__Problem description__:
Reproduce the records below exactly as they appear, omitting any pictures they contain.

__Record excerpts__:
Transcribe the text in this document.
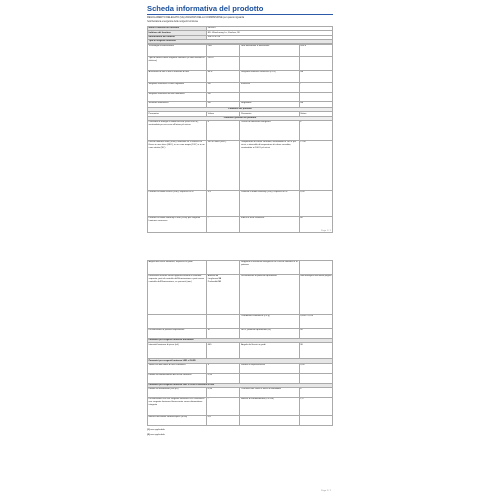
Scheda informativa del prodotto
REGOLAMENTO DELEGATO (UE) 2019/2015 DELLA COMMISSIONE per quanto riguarda
l'etichettatura energetica delle sorgenti luminose
Nome o marchio del fornitore	NEWFO
Indirizzo del fornitore	RD: Wanchuang Lu, Xinzhou, 38
Identificativo del modello	XM-12-8-TM
Tipo di sorgente luminosa	
Tecnologia d'illuminazione	LED	Non direzionale o direzionale	NDLS
Tipo di attacco della sorgente luminosa (o altra interfaccia elettrica)	GU10		
A tensione di rete o non a tensione di rete	MLS	Sorgente luminosa connessa (CLS)	No
Sorgente luminosa a colori regolabili	No	Involucro	-
Sorgente luminosa ad alta luminanza	No		
Schermo antiriflesso	No	Regolabile	No
Parametri del prodotto			
Parametro	Valore	Parametro	Valore
Parametri generali del prodotto			
Consumo di energia in modo acceso (kWh/1000 h), arrotondato per eccesso all'intero più vicino	6	Classe di efficienza energetica	F
Flusso luminoso utile (Φuse), indicante se si riferisce al flusso in una sfera (360°), in un cono ampio (120°) o in un cono stretto (90°)	345 in Sfera (360°)	Temperatura di colore correlata, arrotondata ai 100 K più vicini, o intervallo di temperature di colore correlate, arrotondate ai 100 K più vicini	2 700
Potenza in modo acceso (Pon), espressa in W	4,9	Potenza in modo stand-by (Psb), espressa in W	0,00
Potenza in modo stand-by in rete (Pnet) per sorgente luminosa connessa	-	Indice di resa cromatica	80
Page 1 / 2
Angolo del fascio luminoso, espresso in gradi		Rapporto di efficienza energetica tra il flusso luminoso e la potenza	
Dimensioni esterne senza apparecchiatura di controllo separata, parti di controllo dell'illuminazione e parti senza controllo dell'illuminazione, se presenti (mm)	Altezza 55
Larghezza 50
Profondità 50	Dichiarazione di potenza equivalente	Nell'immagine dell'ultima pagina
		Coordinate cromatiche (x e y)	0,458 / 0,410
Dichiarazione di potenza equivalente	Sì	Se sì, potenza equivalente (W)	50
Parametri per sorgenti luminose direzionali			
Intensità luminosa di picco (cd)	645	Angolo del fascio in gradi	36
Parametri per sorgenti luminose LED e OLED			
Valore R9 dell'indice di resa cromatica	9	Fattore di sopravvivenza	0,90
Fattore di mantenimento del flusso luminoso	0,95		
Parametri per sorgenti luminose LED e OLED a tensione di rete			
Fattore di sfasamento (cos φ1)	0,90	Coerenza dei colori in ellissi di MacAdam	6
Dichiarazione che una sorgente luminosa LED sostituisce una sorgente luminosa fluorescente senza alimentatore integrato	-	Metrica di sfarfallamento (Pst LM)	1,0
Metrica dell'effetto stroboscopico (SVM)	0,6		
(1) non applicabile
(2) non applicabile
Page 2 / 2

__Written solution__:
Transcribe the text in this document.
Scheda informativa del prodotto
REGOLAMENTO DELEGATO (UE) 2019/2015 DELLA COMMISSIONE per quanto riguarda
l'etichettatura energetica delle sorgenti luminose
Nome o marchio del fornitore	NEWFO
Indirizzo del fornitore	RD: Wanchuang Lu, Xinzhou, 38
Identificativo del modello	XM-12-8-TM
Tipo di sorgente luminosa	
Tecnologia d'illuminazione	LED	Non direzionale o direzionale	NDLS
Tipo di attacco della sorgente luminosa (o altra interfaccia elettrica)	GU10		
A tensione di rete o non a tensione di rete	MLS	Sorgente luminosa connessa (CLS)	No
Sorgente luminosa a colori regolabili	No	Involucro	-
Sorgente luminosa ad alta luminanza	No		
Schermo antiriflesso	No	Regolabile	No
Parametri del prodotto			
Parametro	Valore	Parametro	Valore
Parametri generali del prodotto			
Consumo di energia in modo acceso (kWh/1000 h), arrotondato per eccesso all'intero più vicino	6	Classe di efficienza energetica	F
Flusso luminoso utile (Φuse), indicante se si riferisce al flusso in una sfera (360°), in un cono ampio (120°) o in un cono stretto (90°)	345 in Sfera (360°)	Temperatura di colore correlata, arrotondata ai 100 K più vicini, o intervallo di temperature di colore correlate, arrotondate ai 100 K più vicini	2 700
Potenza in modo acceso (Pon), espressa in W	4,9	Potenza in modo stand-by (Psb), espressa in W	0,00
Potenza in modo stand-by in rete (Pnet) per sorgente luminosa connessa	-	Indice di resa cromatica	80
Page 1 / 2
Angolo del fascio luminoso, espresso in gradi		Rapporto di efficienza energetica tra il flusso luminoso e la potenza	
Dimensioni esterne senza apparecchiatura di controllo separata, parti di controllo dell'illuminazione e parti senza controllo dell'illuminazione, se presenti (mm)	Altezza 55
Larghezza 50
Profondità 50	Dichiarazione di potenza equivalente	Nell'immagine dell'ultima pagina
		Coordinate cromatiche (x e y)	0,458 / 0,410
Dichiarazione di potenza equivalente	Sì	Se sì, potenza equivalente (W)	50
Parametri per sorgenti luminose direzionali			
Intensità luminosa di picco (cd)	645	Angolo del fascio in gradi	36
Parametri per sorgenti luminose LED e OLED			
Valore R9 dell'indice di resa cromatica	9	Fattore di sopravvivenza	0,90
Fattore di mantenimento del flusso luminoso	0,95		
Parametri per sorgenti luminose LED e OLED a tensione di rete			
Fattore di sfasamento (cos φ1)	0,90	Coerenza dei colori in ellissi di MacAdam	6
Dichiarazione che una sorgente luminosa LED sostituisce una sorgente luminosa fluorescente senza alimentatore integrato	-	Metrica di sfarfallamento (Pst LM)	1,0
Metrica dell'effetto stroboscopico (SVM)	0,6		
(1) non applicabile
(2) non applicabile
Page 2 / 2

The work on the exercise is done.